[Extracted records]
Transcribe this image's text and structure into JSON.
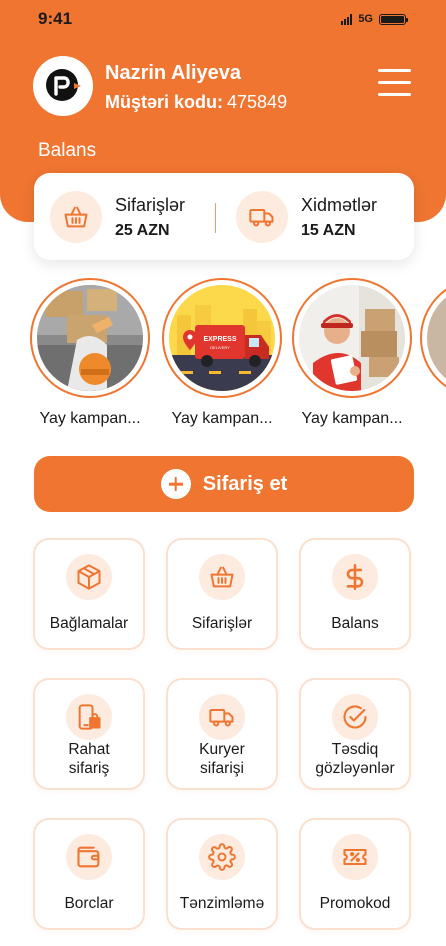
{
  "status_bar": {
    "time": "9:41",
    "network": "5G"
  },
  "header": {
    "user_name": "Nazrin Aliyeva",
    "customer_code_label": "Müştəri kodu:",
    "customer_code_value": "475849",
    "balance_title": "Balans"
  },
  "balance": [
    {
      "label": "Sifarişlər",
      "amount": "25 AZN",
      "icon": "basket-icon"
    },
    {
      "label": "Xidmətlər",
      "amount": "15 AZN",
      "icon": "truck-icon"
    }
  ],
  "stories": [
    {
      "label": "Yay kampan...",
      "image": "worker-with-boxes"
    },
    {
      "label": "Yay kampan...",
      "image": "express-delivery-van"
    },
    {
      "label": "Yay kampan...",
      "image": "courier-with-clipboard"
    }
  ],
  "order_button": {
    "label": "Sifariş et"
  },
  "tiles": [
    {
      "label": "Bağlamalar",
      "icon": "package-icon"
    },
    {
      "label": "Sifarişlər",
      "icon": "basket-icon"
    },
    {
      "label": "Balans",
      "icon": "dollar-icon"
    },
    {
      "label_line1": "Rahat",
      "label_line2": "sifariş",
      "icon": "phone-bag-icon"
    },
    {
      "label_line1": "Kuryer",
      "label_line2": "sifarişi",
      "icon": "truck-icon"
    },
    {
      "label_line1": "Təsdiq",
      "label_line2": "gözləyənlər",
      "icon": "check-circle-icon"
    },
    {
      "label": "Borclar",
      "icon": "wallet-icon"
    },
    {
      "label": "Tənzimləmə",
      "icon": "gear-icon"
    },
    {
      "label": "Promokod",
      "icon": "ticket-icon"
    }
  ],
  "colors": {
    "accent": "#ef7531",
    "accent_light": "#fdebe0",
    "tile_border": "#fbe0cf"
  }
}
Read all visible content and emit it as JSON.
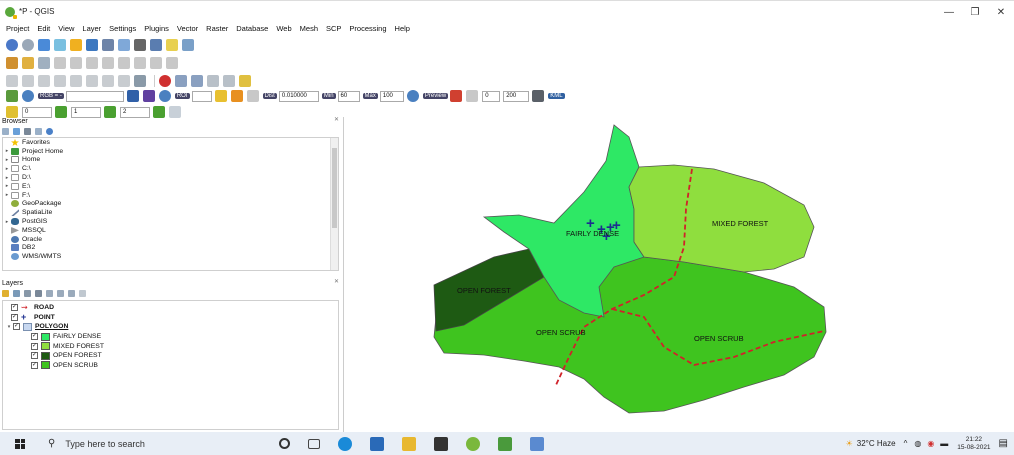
{
  "window": {
    "title": "*P - QGIS",
    "controls": [
      "—",
      "❐",
      "✕"
    ]
  },
  "menu": [
    "Project",
    "Edit",
    "View",
    "Layer",
    "Settings",
    "Plugins",
    "Vector",
    "Raster",
    "Database",
    "Web",
    "Mesh",
    "SCP",
    "Processing",
    "Help"
  ],
  "scp_toolbar": {
    "rgb_value": "RGB = -",
    "roi_label": "ROI",
    "dist_label": "Dist",
    "dist_value": "0.010000",
    "min_label": "Min",
    "min_value": "60",
    "max_label": "Max",
    "max_value": "100",
    "preview_label": "Preview",
    "preview_field_1": "0",
    "preview_field_2": "200",
    "kml_label": "KML"
  },
  "band_toolbar": {
    "field_1": "0",
    "field_2": "1",
    "field_3": "2"
  },
  "browser": {
    "title": "Browser",
    "items": [
      {
        "label": "Favorites",
        "icon": "star-icon",
        "color": "#f2c200",
        "arrow": ""
      },
      {
        "label": "Project Home",
        "icon": "folder-icon",
        "color": "#3c9a3c",
        "arrow": "▸"
      },
      {
        "label": "Home",
        "icon": "folder-icon",
        "color": "#c9c9c9",
        "arrow": "▸"
      },
      {
        "label": "C:\\",
        "icon": "folder-icon",
        "color": "#dcdcdc",
        "arrow": "▸"
      },
      {
        "label": "D:\\",
        "icon": "folder-icon",
        "color": "#dcdcdc",
        "arrow": "▸"
      },
      {
        "label": "E:\\",
        "icon": "folder-icon",
        "color": "#dcdcdc",
        "arrow": "▸"
      },
      {
        "label": "F:\\",
        "icon": "folder-icon",
        "color": "#dcdcdc",
        "arrow": "▸"
      },
      {
        "label": "GeoPackage",
        "icon": "geopackage-icon",
        "color": "#8fae3c",
        "arrow": ""
      },
      {
        "label": "SpatiaLite",
        "icon": "spatialite-icon",
        "color": "#6b7fa0",
        "arrow": ""
      },
      {
        "label": "PostGIS",
        "icon": "postgis-icon",
        "color": "#336791",
        "arrow": "▸"
      },
      {
        "label": "MSSQL",
        "icon": "mssql-icon",
        "color": "#9a9a9a",
        "arrow": ""
      },
      {
        "label": "Oracle",
        "icon": "oracle-icon",
        "color": "#4d78b0",
        "arrow": ""
      },
      {
        "label": "DB2",
        "icon": "db2-icon",
        "color": "#5a7fc0",
        "arrow": ""
      },
      {
        "label": "WMS/WMTS",
        "icon": "wms-icon",
        "color": "#6a9ad0",
        "arrow": ""
      }
    ]
  },
  "layers": {
    "title": "Layers",
    "items": [
      {
        "label": "ROAD",
        "indent": 0,
        "bold": true,
        "symbol": "road"
      },
      {
        "label": "POINT",
        "indent": 0,
        "bold": true,
        "symbol": "point"
      },
      {
        "label": "POLYGON",
        "indent": 0,
        "bold": true,
        "symbol": "polygon",
        "underline": true
      },
      {
        "label": "FAIRLY DENSE",
        "indent": 1,
        "bold": false,
        "symbol": "swatch",
        "color": "#2ee865"
      },
      {
        "label": "MIXED FOREST",
        "indent": 1,
        "bold": false,
        "symbol": "swatch",
        "color": "#8fde3e"
      },
      {
        "label": "OPEN FOREST",
        "indent": 1,
        "bold": false,
        "symbol": "swatch",
        "color": "#1e5a13"
      },
      {
        "label": "OPEN SCRUB",
        "indent": 1,
        "bold": false,
        "symbol": "swatch",
        "color": "#3fc41f"
      }
    ]
  },
  "map": {
    "labels": {
      "fairly_dense": "FAIRLY DENSE",
      "mixed_forest": "MIXED FOREST",
      "open_forest": "OPEN FOREST",
      "open_scrub_left": "OPEN SCRUB",
      "open_scrub_right": "OPEN SCRUB"
    },
    "colors": {
      "fairly_dense": "#2ee865",
      "mixed_forest": "#8fde3e",
      "open_forest": "#1e5a13",
      "open_scrub": "#3fc41f",
      "road": "#d0222a",
      "point": "#1c2f8f"
    }
  },
  "taskbar": {
    "search_placeholder": "Type here to search",
    "weather": "32°C Haze",
    "time": "21:22",
    "date": "15-08-2021"
  }
}
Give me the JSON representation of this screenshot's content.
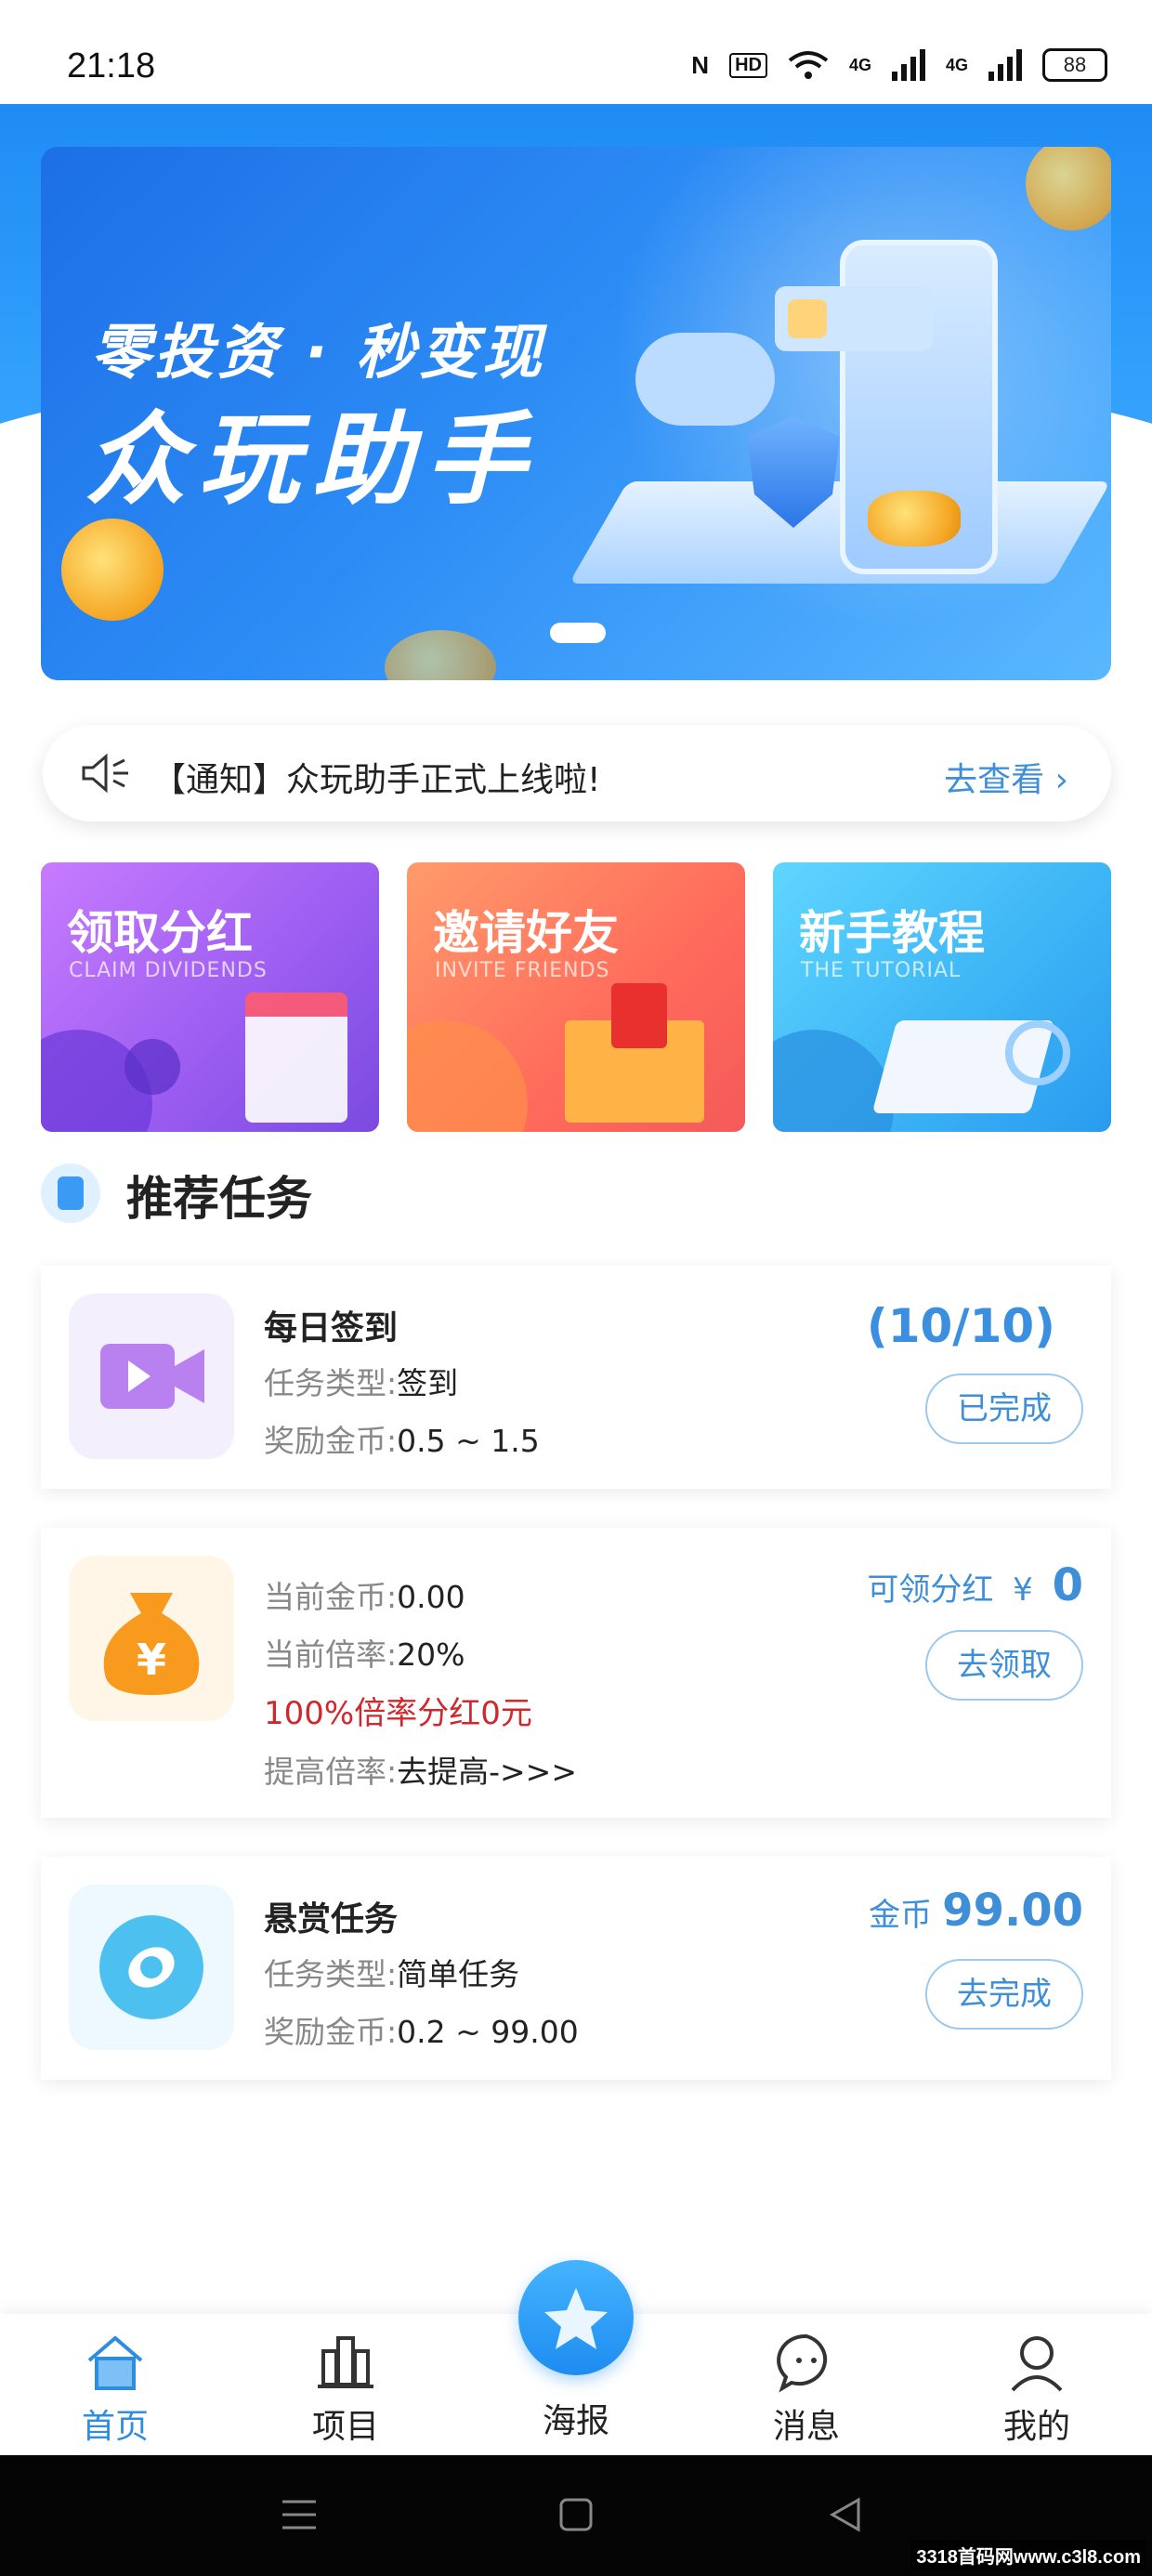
{
  "status": {
    "time": "21:18",
    "nfc": "N",
    "hd": "HD",
    "net1": "4G",
    "net2": "4G",
    "battery": "88"
  },
  "banner": {
    "subtitle": "零投资 · 秒变现",
    "title": "众玩助手"
  },
  "notice": {
    "text": "【通知】众玩助手正式上线啦!",
    "action": "去查看"
  },
  "features": [
    {
      "title": "领取分红",
      "subtitle": "CLAIM DIVIDENDS"
    },
    {
      "title": "邀请好友",
      "subtitle": "INVITE FRIENDS"
    },
    {
      "title": "新手教程",
      "subtitle": "THE TUTORIAL"
    }
  ],
  "section_title": "推荐任务",
  "tasks": {
    "daily": {
      "name": "每日签到",
      "type_label": "任务类型:",
      "type_value": "签到",
      "reward_label": "奖励金币:",
      "reward_value": "0.5 ~ 1.5",
      "progress": "(10/10)",
      "button": "已完成"
    },
    "dividend": {
      "coins_label": "当前金币:",
      "coins_value": "0.00",
      "rate_label": "当前倍率:",
      "rate_value": "20%",
      "note": "100%倍率分红0元",
      "boost_label": "提高倍率:",
      "boost_value": "去提高->>>",
      "claimable_label": "可领分红",
      "currency": "¥",
      "claimable_value": "0",
      "button": "去领取"
    },
    "bounty": {
      "name": "悬赏任务",
      "type_label": "任务类型:",
      "type_value": "简单任务",
      "reward_label": "奖励金币:",
      "reward_value": "0.2 ~ 99.00",
      "coin_label": "金币",
      "coin_value": "99.00",
      "button": "去完成"
    }
  },
  "nav": {
    "home": "首页",
    "project": "项目",
    "poster": "海报",
    "message": "消息",
    "mine": "我的"
  },
  "watermark": "3318首码网www.c3l8.com",
  "colors": {
    "primary": "#2d8ee0",
    "alert": "#d0282c"
  }
}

#### [The request]
Give the count of lines in the data shown above that contain "this", and nothing else.

#### [Answer]
2